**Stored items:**
^^^^^^^^^^^^^^^^
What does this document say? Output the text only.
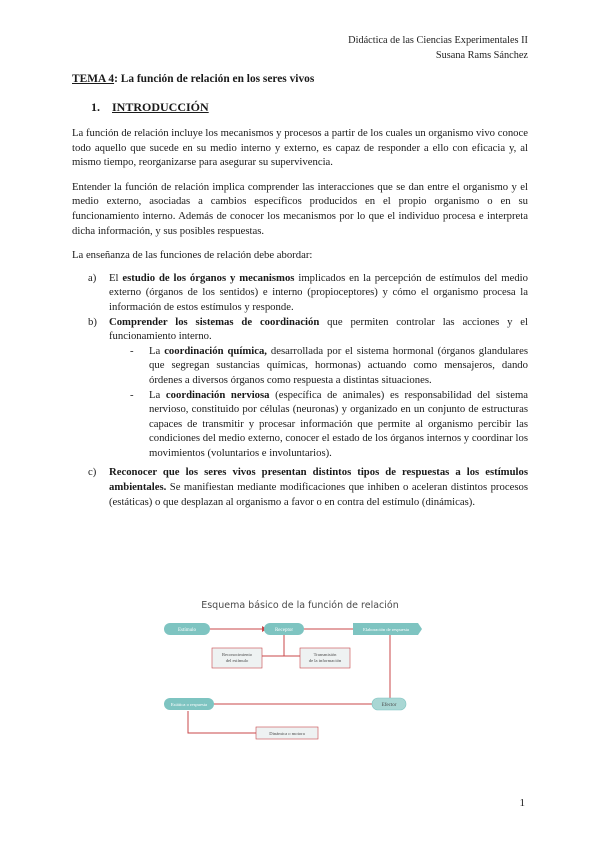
Didáctica de las Ciencias Experimentales II
Susana Rams Sánchez
TEMA 4: La función de relación en los seres vivos
1. INTRODUCCIÓN

La función de relación incluye los mecanismos y procesos a partir de los cuales un organismo vivo conoce todo aquello que sucede en su medio interno y externo, es capaz de responder a ello con eficacia y, al mismo tiempo, reorganizarse para asegurar su supervivencia.

Entender la función de relación implica comprender las interacciones que se dan entre el organismo y el medio externo, asociadas a cambios específicos producidos en el propio organismo o en su funcionamiento interno. Además de conocer los mecanismos por lo que el individuo procesa e interpreta dicha información, y sus posibles respuestas.

La enseñanza de las funciones de relación debe abordar:

a) El estudio de los órganos y mecanismos implicados en la percepción de estímulos del medio externo (órganos de los sentidos) e interno (propioceptores) y cómo el organismo procesa la información de estos estímulos y responde.
b) Comprender los sistemas de coordinación que permiten controlar las acciones y el funcionamiento interno.
- La coordinación química, desarrollada por el sistema hormonal (órganos glandulares que segregan sustancias químicas, hormonas) actuando como mensajeros, dando órdenes a diversos órganos como respuesta a distintas situaciones.
- La coordinación nerviosa (específica de animales) es responsabilidad del sistema nervioso, constituido por células (neuronas) y organizado en un conjunto de estructuras capaces de transmitir y procesar información que permite al organismo percibir las condiciones del medio externo, conocer el estado de los órganos internos y coordinar los movimientos (voluntarios e involuntarios).
c) Reconocer que los seres vivos presentan distintos tipos de respuestas a los estímulos ambientales. Se manifiestan mediante modificaciones que inhiben o aceleran distintos procesos (estáticas) o que desplazan al organismo a favor o en contra del estímulo (dinámicas).
Esquema básico de la función de relación
Estímulo	Receptor	Elaboración de respuesta
Reconocimiento del estímulo
Transmisión de la información
Efector
Estática o respuesta
Dinámica o motora
1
^^^^^^^^^^^^^^^^
**To do:**
Give an exact reproduction of every line, leaving out any picture.

**Answer:**
What does this document say? Output the text only.
Didáctica de las Ciencias Experimentales II
Susana Rams Sánchez
TEMA 4: La función de relación en los seres vivos
1. INTRODUCCIÓN

La función de relación incluye los mecanismos y procesos a partir de los cuales un organismo vivo conoce todo aquello que sucede en su medio interno y externo, es capaz de responder a ello con eficacia y, al mismo tiempo, reorganizarse para asegurar su supervivencia.

Entender la función de relación implica comprender las interacciones que se dan entre el organismo y el medio externo, asociadas a cambios específicos producidos en el propio organismo o en su funcionamiento interno. Además de conocer los mecanismos por lo que el individuo procesa e interpreta dicha información, y sus posibles respuestas.

La enseñanza de las funciones de relación debe abordar:

a) El estudio de los órganos y mecanismos implicados en la percepción de estímulos del medio externo (órganos de los sentidos) e interno (propioceptores) y cómo el organismo procesa la información de estos estímulos y responde.
b) Comprender los sistemas de coordinación que permiten controlar las acciones y el funcionamiento interno.
- La coordinación química, desarrollada por el sistema hormonal (órganos glandulares que segregan sustancias químicas, hormonas) actuando como mensajeros, dando órdenes a diversos órganos como respuesta a distintas situaciones.
- La coordinación nerviosa (específica de animales) es responsabilidad del sistema nervioso, constituido por células (neuronas) y organizado en un conjunto de estructuras capaces de transmitir y procesar información que permite al organismo percibir las condiciones del medio externo, conocer el estado de los órganos internos y coordinar los movimientos (voluntarios e involuntarios).
c) Reconocer que los seres vivos presentan distintos tipos de respuestas a los estímulos ambientales. Se manifiestan mediante modificaciones que inhiben o aceleran distintos procesos (estáticas) o que desplazan al organismo a favor o en contra del estímulo (dinámicas).
Esquema básico de la función de relación
Estímulo	Receptor	Elaboración de respuesta
Reconocimiento del estímulo
Transmisión de la información
Efector
Estática o respuesta
Dinámica o motora
1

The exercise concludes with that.